>> START INPUT ROWS

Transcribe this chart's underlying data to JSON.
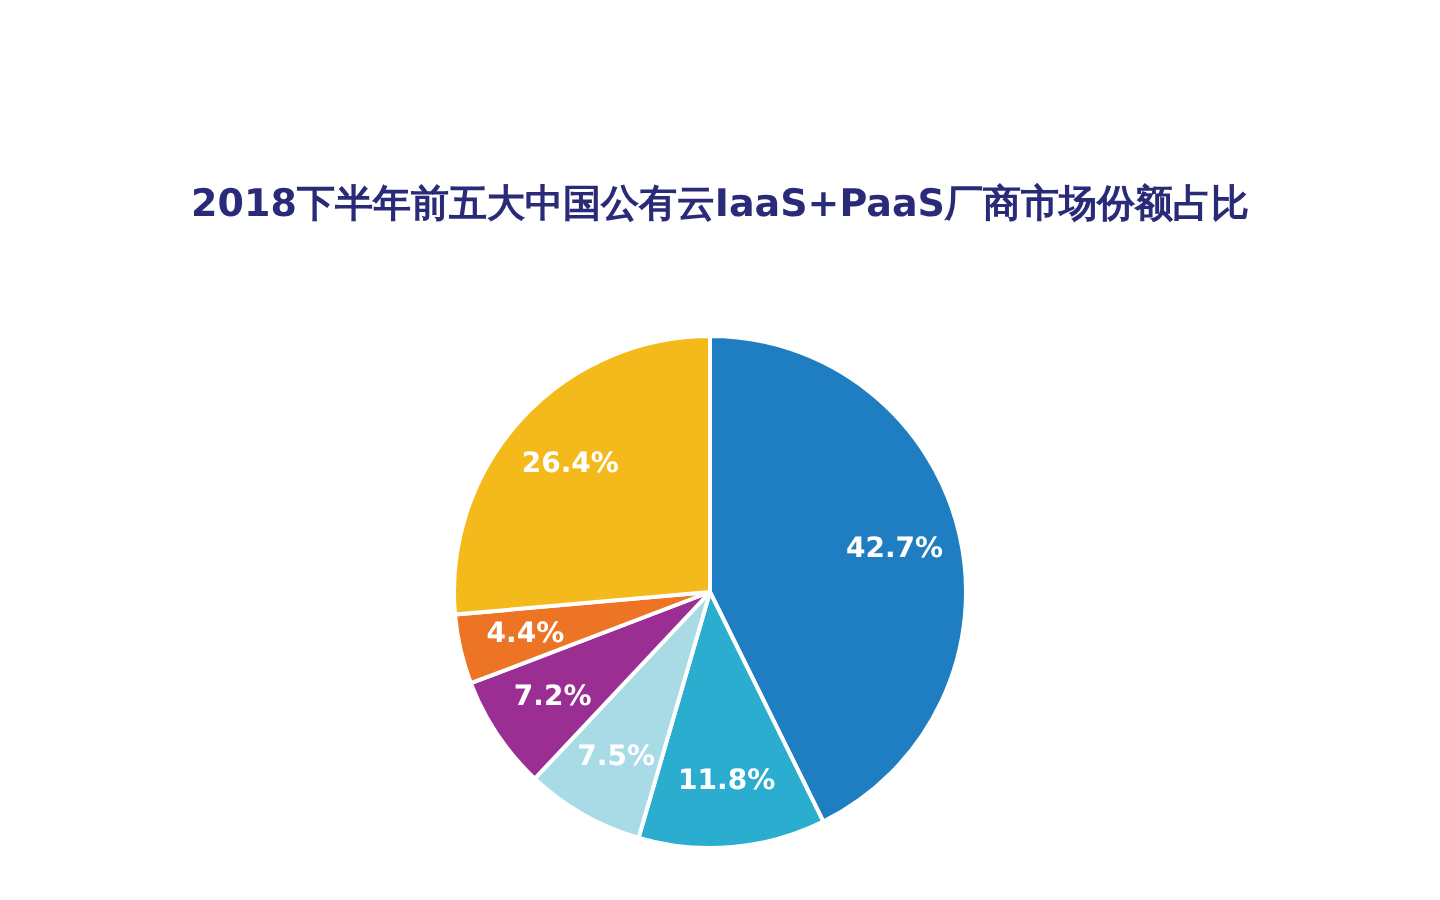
{
  "chart_data": {
    "type": "pie",
    "title": "2018下半年前五大中国公有云IaaS+PaaS厂商市场份额占比",
    "categories": [
      null,
      null,
      null,
      null,
      null,
      null
    ],
    "values": [
      42.7,
      11.8,
      7.5,
      7.2,
      4.4,
      26.4
    ],
    "colors": [
      "#1f7dc1",
      "#2badd0",
      "#a9dbe7",
      "#9a2e93",
      "#ec7424",
      "#f4ba1b"
    ],
    "value_labels": [
      "42.7%",
      "11.8%",
      "7.5%",
      "7.2%",
      "4.4%",
      "26.4%"
    ]
  }
}
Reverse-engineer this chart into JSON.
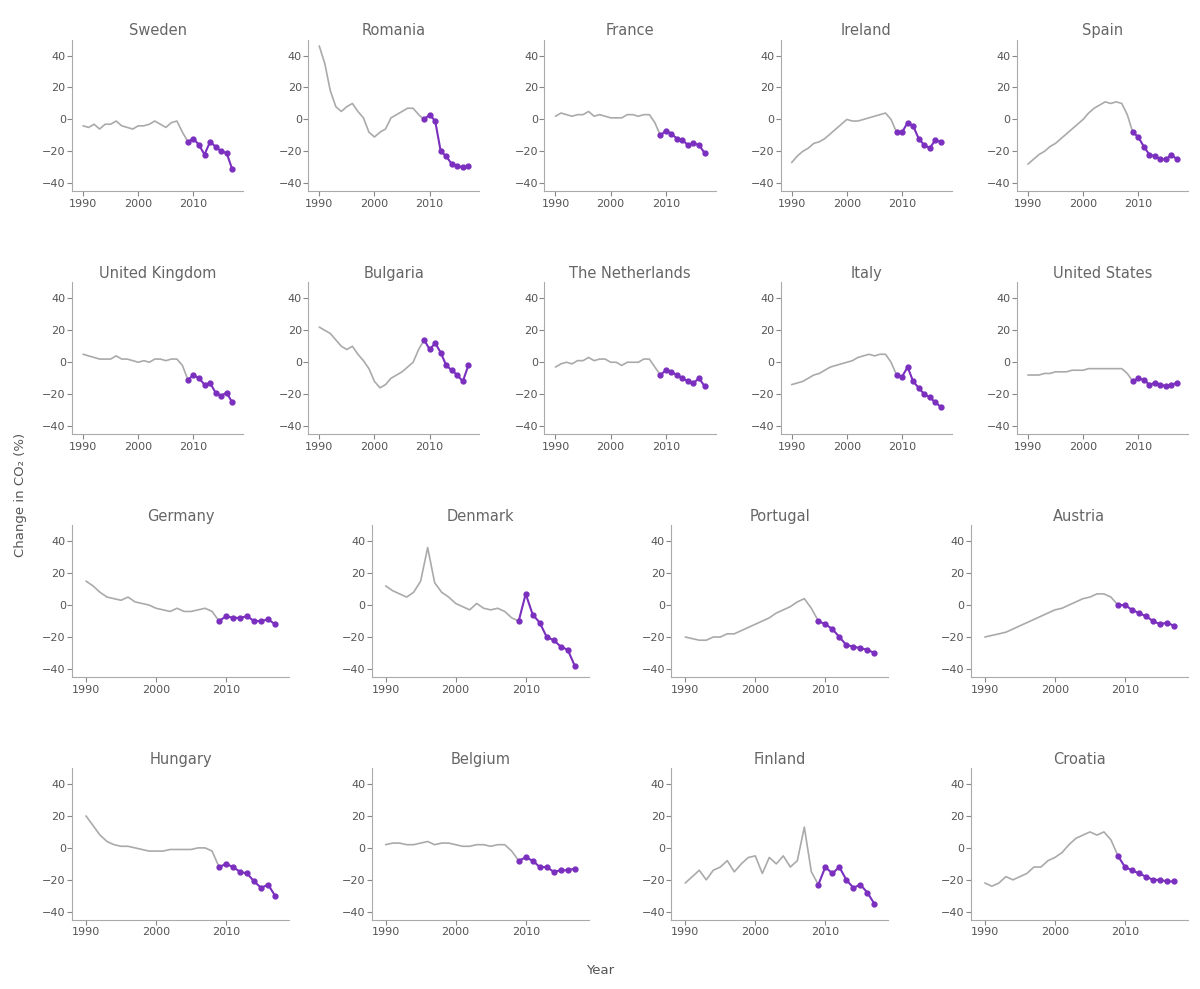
{
  "row_layout": [
    [
      "Sweden",
      "Romania",
      "France",
      "Ireland",
      "Spain"
    ],
    [
      "United Kingdom",
      "Bulgaria",
      "The Netherlands",
      "Italy",
      "United States"
    ],
    [
      "Germany",
      "Denmark",
      "Portugal",
      "Austria"
    ],
    [
      "Hungary",
      "Belgium",
      "Finland",
      "Croatia"
    ]
  ],
  "ylim": [
    -45,
    50
  ],
  "yticks": [
    -40,
    -20,
    0,
    20,
    40
  ],
  "xticks": [
    1990,
    2000,
    2010
  ],
  "gray_color": "#aaaaaa",
  "purple_color": "#7b2fbe",
  "purple_start_year": 2009,
  "background_color": "white",
  "title_fontsize": 10.5,
  "tick_fontsize": 8,
  "ylabel": "Change in CO₂ (%)",
  "xlabel": "Year",
  "data": {
    "Sweden": {
      "years": [
        1990,
        1991,
        1992,
        1993,
        1994,
        1995,
        1996,
        1997,
        1998,
        1999,
        2000,
        2001,
        2002,
        2003,
        2004,
        2005,
        2006,
        2007,
        2008,
        2009,
        2010,
        2011,
        2012,
        2013,
        2014,
        2015,
        2016,
        2017
      ],
      "values": [
        -4,
        -5,
        -3,
        -6,
        -3,
        -3,
        -1,
        -4,
        -5,
        -6,
        -4,
        -4,
        -3,
        -1,
        -3,
        -5,
        -2,
        -1,
        -8,
        -14,
        -12,
        -16,
        -22,
        -14,
        -17,
        -20,
        -21,
        -31
      ]
    },
    "Romania": {
      "years": [
        1990,
        1991,
        1992,
        1993,
        1994,
        1995,
        1996,
        1997,
        1998,
        1999,
        2000,
        2001,
        2002,
        2003,
        2004,
        2005,
        2006,
        2007,
        2008,
        2009,
        2010,
        2011,
        2012,
        2013,
        2014,
        2015,
        2016,
        2017
      ],
      "values": [
        46,
        35,
        18,
        8,
        5,
        8,
        10,
        5,
        1,
        -8,
        -11,
        -8,
        -6,
        1,
        3,
        5,
        7,
        7,
        3,
        0,
        3,
        -1,
        -20,
        -23,
        -28,
        -29,
        -30,
        -29
      ]
    },
    "France": {
      "years": [
        1990,
        1991,
        1992,
        1993,
        1994,
        1995,
        1996,
        1997,
        1998,
        1999,
        2000,
        2001,
        2002,
        2003,
        2004,
        2005,
        2006,
        2007,
        2008,
        2009,
        2010,
        2011,
        2012,
        2013,
        2014,
        2015,
        2016,
        2017
      ],
      "values": [
        2,
        4,
        3,
        2,
        3,
        3,
        5,
        2,
        3,
        2,
        1,
        1,
        1,
        3,
        3,
        2,
        3,
        3,
        -2,
        -10,
        -7,
        -9,
        -12,
        -13,
        -16,
        -15,
        -16,
        -21
      ]
    },
    "Ireland": {
      "years": [
        1990,
        1991,
        1992,
        1993,
        1994,
        1995,
        1996,
        1997,
        1998,
        1999,
        2000,
        2001,
        2002,
        2003,
        2004,
        2005,
        2006,
        2007,
        2008,
        2009,
        2010,
        2011,
        2012,
        2013,
        2014,
        2015,
        2016,
        2017
      ],
      "values": [
        -27,
        -23,
        -20,
        -18,
        -15,
        -14,
        -12,
        -9,
        -6,
        -3,
        0,
        -1,
        -1,
        0,
        1,
        2,
        3,
        4,
        0,
        -8,
        -8,
        -2,
        -4,
        -12,
        -16,
        -18,
        -13,
        -14
      ]
    },
    "Spain": {
      "years": [
        1990,
        1991,
        1992,
        1993,
        1994,
        1995,
        1996,
        1997,
        1998,
        1999,
        2000,
        2001,
        2002,
        2003,
        2004,
        2005,
        2006,
        2007,
        2008,
        2009,
        2010,
        2011,
        2012,
        2013,
        2014,
        2015,
        2016,
        2017
      ],
      "values": [
        -28,
        -25,
        -22,
        -20,
        -17,
        -15,
        -12,
        -9,
        -6,
        -3,
        0,
        4,
        7,
        9,
        11,
        10,
        11,
        10,
        3,
        -8,
        -11,
        -17,
        -22,
        -23,
        -25,
        -25,
        -22,
        -25
      ]
    },
    "United Kingdom": {
      "years": [
        1990,
        1991,
        1992,
        1993,
        1994,
        1995,
        1996,
        1997,
        1998,
        1999,
        2000,
        2001,
        2002,
        2003,
        2004,
        2005,
        2006,
        2007,
        2008,
        2009,
        2010,
        2011,
        2012,
        2013,
        2014,
        2015,
        2016,
        2017
      ],
      "values": [
        5,
        4,
        3,
        2,
        2,
        2,
        4,
        2,
        2,
        1,
        0,
        1,
        0,
        2,
        2,
        1,
        2,
        2,
        -2,
        -11,
        -8,
        -10,
        -14,
        -13,
        -19,
        -21,
        -19,
        -25
      ]
    },
    "Bulgaria": {
      "years": [
        1990,
        1991,
        1992,
        1993,
        1994,
        1995,
        1996,
        1997,
        1998,
        1999,
        2000,
        2001,
        2002,
        2003,
        2004,
        2005,
        2006,
        2007,
        2008,
        2009,
        2010,
        2011,
        2012,
        2013,
        2014,
        2015,
        2016,
        2017
      ],
      "values": [
        22,
        20,
        18,
        14,
        10,
        8,
        10,
        5,
        1,
        -4,
        -12,
        -16,
        -14,
        -10,
        -8,
        -6,
        -3,
        0,
        8,
        14,
        8,
        12,
        6,
        -2,
        -5,
        -8,
        -12,
        -2
      ]
    },
    "The Netherlands": {
      "years": [
        1990,
        1991,
        1992,
        1993,
        1994,
        1995,
        1996,
        1997,
        1998,
        1999,
        2000,
        2001,
        2002,
        2003,
        2004,
        2005,
        2006,
        2007,
        2008,
        2009,
        2010,
        2011,
        2012,
        2013,
        2014,
        2015,
        2016,
        2017
      ],
      "values": [
        -3,
        -1,
        0,
        -1,
        1,
        1,
        3,
        1,
        2,
        2,
        0,
        0,
        -2,
        0,
        0,
        0,
        2,
        2,
        -3,
        -8,
        -5,
        -6,
        -8,
        -10,
        -12,
        -13,
        -10,
        -15
      ]
    },
    "Italy": {
      "years": [
        1990,
        1991,
        1992,
        1993,
        1994,
        1995,
        1996,
        1997,
        1998,
        1999,
        2000,
        2001,
        2002,
        2003,
        2004,
        2005,
        2006,
        2007,
        2008,
        2009,
        2010,
        2011,
        2012,
        2013,
        2014,
        2015,
        2016,
        2017
      ],
      "values": [
        -14,
        -13,
        -12,
        -10,
        -8,
        -7,
        -5,
        -3,
        -2,
        -1,
        0,
        1,
        3,
        4,
        5,
        4,
        5,
        5,
        0,
        -8,
        -9,
        -3,
        -12,
        -16,
        -20,
        -22,
        -25,
        -28
      ]
    },
    "United States": {
      "years": [
        1990,
        1991,
        1992,
        1993,
        1994,
        1995,
        1996,
        1997,
        1998,
        1999,
        2000,
        2001,
        2002,
        2003,
        2004,
        2005,
        2006,
        2007,
        2008,
        2009,
        2010,
        2011,
        2012,
        2013,
        2014,
        2015,
        2016,
        2017
      ],
      "values": [
        -8,
        -8,
        -8,
        -7,
        -7,
        -6,
        -6,
        -6,
        -5,
        -5,
        -5,
        -4,
        -4,
        -4,
        -4,
        -4,
        -4,
        -4,
        -7,
        -12,
        -10,
        -11,
        -14,
        -13,
        -14,
        -15,
        -14,
        -13
      ]
    },
    "Germany": {
      "years": [
        1990,
        1991,
        1992,
        1993,
        1994,
        1995,
        1996,
        1997,
        1998,
        1999,
        2000,
        2001,
        2002,
        2003,
        2004,
        2005,
        2006,
        2007,
        2008,
        2009,
        2010,
        2011,
        2012,
        2013,
        2014,
        2015,
        2016,
        2017
      ],
      "values": [
        15,
        12,
        8,
        5,
        4,
        3,
        5,
        2,
        1,
        0,
        -2,
        -3,
        -4,
        -2,
        -4,
        -4,
        -3,
        -2,
        -4,
        -10,
        -7,
        -8,
        -8,
        -7,
        -10,
        -10,
        -9,
        -12
      ]
    },
    "Denmark": {
      "years": [
        1990,
        1991,
        1992,
        1993,
        1994,
        1995,
        1996,
        1997,
        1998,
        1999,
        2000,
        2001,
        2002,
        2003,
        2004,
        2005,
        2006,
        2007,
        2008,
        2009,
        2010,
        2011,
        2012,
        2013,
        2014,
        2015,
        2016,
        2017
      ],
      "values": [
        12,
        9,
        7,
        5,
        8,
        15,
        36,
        14,
        8,
        5,
        1,
        -1,
        -3,
        1,
        -2,
        -3,
        -2,
        -4,
        -8,
        -10,
        7,
        -6,
        -11,
        -20,
        -22,
        -26,
        -28,
        -38
      ]
    },
    "Portugal": {
      "years": [
        1990,
        1991,
        1992,
        1993,
        1994,
        1995,
        1996,
        1997,
        1998,
        1999,
        2000,
        2001,
        2002,
        2003,
        2004,
        2005,
        2006,
        2007,
        2008,
        2009,
        2010,
        2011,
        2012,
        2013,
        2014,
        2015,
        2016,
        2017
      ],
      "values": [
        -20,
        -21,
        -22,
        -22,
        -20,
        -20,
        -18,
        -18,
        -16,
        -14,
        -12,
        -10,
        -8,
        -5,
        -3,
        -1,
        2,
        4,
        -2,
        -10,
        -12,
        -15,
        -20,
        -25,
        -26,
        -27,
        -28,
        -30
      ]
    },
    "Austria": {
      "years": [
        1990,
        1991,
        1992,
        1993,
        1994,
        1995,
        1996,
        1997,
        1998,
        1999,
        2000,
        2001,
        2002,
        2003,
        2004,
        2005,
        2006,
        2007,
        2008,
        2009,
        2010,
        2011,
        2012,
        2013,
        2014,
        2015,
        2016,
        2017
      ],
      "values": [
        -20,
        -19,
        -18,
        -17,
        -15,
        -13,
        -11,
        -9,
        -7,
        -5,
        -3,
        -2,
        0,
        2,
        4,
        5,
        7,
        7,
        5,
        0,
        0,
        -3,
        -5,
        -7,
        -10,
        -12,
        -11,
        -13
      ]
    },
    "Hungary": {
      "years": [
        1990,
        1991,
        1992,
        1993,
        1994,
        1995,
        1996,
        1997,
        1998,
        1999,
        2000,
        2001,
        2002,
        2003,
        2004,
        2005,
        2006,
        2007,
        2008,
        2009,
        2010,
        2011,
        2012,
        2013,
        2014,
        2015,
        2016,
        2017
      ],
      "values": [
        20,
        14,
        8,
        4,
        2,
        1,
        1,
        0,
        -1,
        -2,
        -2,
        -2,
        -1,
        -1,
        -1,
        -1,
        0,
        0,
        -2,
        -12,
        -10,
        -12,
        -15,
        -16,
        -21,
        -25,
        -23,
        -30
      ]
    },
    "Belgium": {
      "years": [
        1990,
        1991,
        1992,
        1993,
        1994,
        1995,
        1996,
        1997,
        1998,
        1999,
        2000,
        2001,
        2002,
        2003,
        2004,
        2005,
        2006,
        2007,
        2008,
        2009,
        2010,
        2011,
        2012,
        2013,
        2014,
        2015,
        2016,
        2017
      ],
      "values": [
        2,
        3,
        3,
        2,
        2,
        3,
        4,
        2,
        3,
        3,
        2,
        1,
        1,
        2,
        2,
        1,
        2,
        2,
        -2,
        -8,
        -6,
        -8,
        -12,
        -12,
        -15,
        -14,
        -14,
        -13
      ]
    },
    "Finland": {
      "years": [
        1990,
        1991,
        1992,
        1993,
        1994,
        1995,
        1996,
        1997,
        1998,
        1999,
        2000,
        2001,
        2002,
        2003,
        2004,
        2005,
        2006,
        2007,
        2008,
        2009,
        2010,
        2011,
        2012,
        2013,
        2014,
        2015,
        2016,
        2017
      ],
      "values": [
        -22,
        -18,
        -14,
        -20,
        -14,
        -12,
        -8,
        -15,
        -10,
        -6,
        -5,
        -16,
        -6,
        -10,
        -5,
        -12,
        -8,
        13,
        -15,
        -23,
        -12,
        -16,
        -12,
        -20,
        -25,
        -23,
        -28,
        -35
      ]
    },
    "Croatia": {
      "years": [
        1990,
        1991,
        1992,
        1993,
        1994,
        1995,
        1996,
        1997,
        1998,
        1999,
        2000,
        2001,
        2002,
        2003,
        2004,
        2005,
        2006,
        2007,
        2008,
        2009,
        2010,
        2011,
        2012,
        2013,
        2014,
        2015,
        2016,
        2017
      ],
      "values": [
        -22,
        -24,
        -22,
        -18,
        -20,
        -18,
        -16,
        -12,
        -12,
        -8,
        -6,
        -3,
        2,
        6,
        8,
        10,
        8,
        10,
        5,
        -5,
        -12,
        -14,
        -16,
        -18,
        -20,
        -20,
        -21,
        -21
      ]
    }
  }
}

>> END INPUT ROWS

_TASK DESCRIPTION:_
Pick out every line of the listing containing the word "JSON", and show those lines.

_EXERCISE RESULT:_
Transcribe this chart's underlying data to JSON.
Reverse-engineer this chart into JSON.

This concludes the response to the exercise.